-- Page --
* start *
IV.A.2. Company objectives and sustainability-related information.
In addition to their commercial objectives, companies should disclose material policies and performance metrics related to environmental and social matters, as elaborated on sustainability disclosure in Chapter VI.
IV.A.3. Capital structures, group structures and their control arrangements.
Some capital structures such as pyramid structures, cross-shareholdings and shares with limited or multiple voting rights allow shareholders to exercise a degree of control over the corporation disproportionate to their equity ownership in the company.
Company groups are often complex structures that involve several layers of subsidiaries, including across different sectors and jurisdictions. These structures may limit the ability of non-controlling shareholders of the parent and subsidiary companies to influence corporate policies and understand the risks involved, and may allow controlling shareholders to extract private benefits from group companies.
* end *
-- Recorded data --
* start *
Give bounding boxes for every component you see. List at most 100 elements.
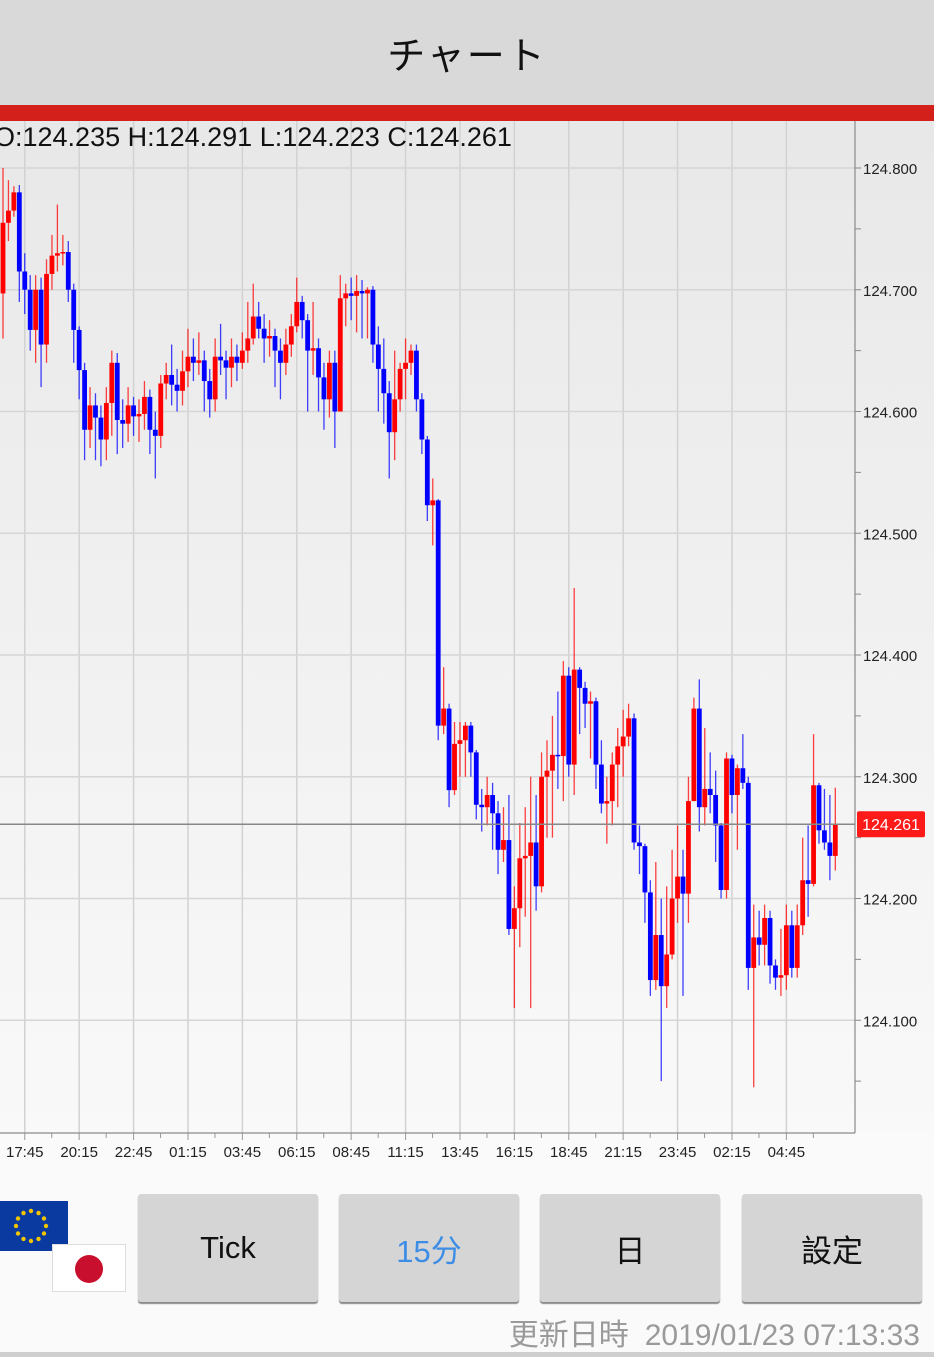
* end *
-- Work required --
From the corporate disclosure text above, copy word for word the passage that begins with the words containing "Some capital structures" and ends with "in the company.".

-- Written response --
Some capital structures such as pyramid structures, cross-shareholdings and shares with limited or multiple voting rights allow shareholders to exercise a degree of control over the corporation disproportionate to their equity ownership in the company.